■ Raw records
○ ○ ○ ○ ○

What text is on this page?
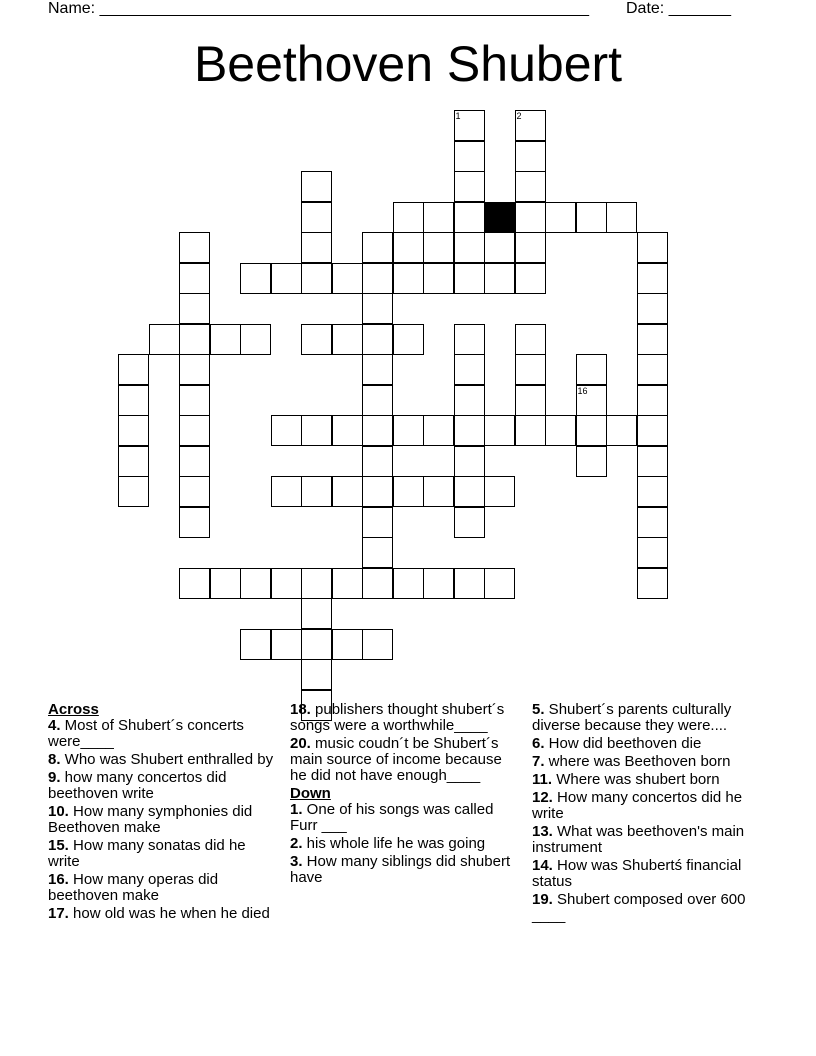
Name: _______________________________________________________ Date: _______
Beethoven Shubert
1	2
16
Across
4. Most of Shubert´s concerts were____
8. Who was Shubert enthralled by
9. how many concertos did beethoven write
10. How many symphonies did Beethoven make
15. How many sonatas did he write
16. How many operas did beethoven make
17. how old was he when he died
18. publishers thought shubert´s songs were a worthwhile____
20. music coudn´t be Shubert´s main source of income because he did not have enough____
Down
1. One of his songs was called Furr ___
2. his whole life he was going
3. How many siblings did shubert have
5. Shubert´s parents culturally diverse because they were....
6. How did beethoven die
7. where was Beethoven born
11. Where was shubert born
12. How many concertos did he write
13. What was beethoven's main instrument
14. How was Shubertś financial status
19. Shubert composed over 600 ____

○ ○ ○ ○ ○

■ Stated task
Repeat the records above verbatim, with no pictures in the result.

■ Reply to the exercise
What text is on this page?
Name: _______________________________________________________ Date: _______
Beethoven Shubert
1	2
16
Across
4. Most of Shubert´s concerts were____
8. Who was Shubert enthralled by
9. how many concertos did beethoven write
10. How many symphonies did Beethoven make
15. How many sonatas did he write
16. How many operas did beethoven make
17. how old was he when he died
18. publishers thought shubert´s songs were a worthwhile____
20. music coudn´t be Shubert´s main source of income because he did not have enough____
Down
1. One of his songs was called Furr ___
2. his whole life he was going
3. How many siblings did shubert have
5. Shubert´s parents culturally diverse because they were....
6. How did beethoven die
7. where was Beethoven born
11. Where was shubert born
12. How many concertos did he write
13. What was beethoven's main instrument
14. How was Shubertś financial status
19. Shubert composed over 600 ____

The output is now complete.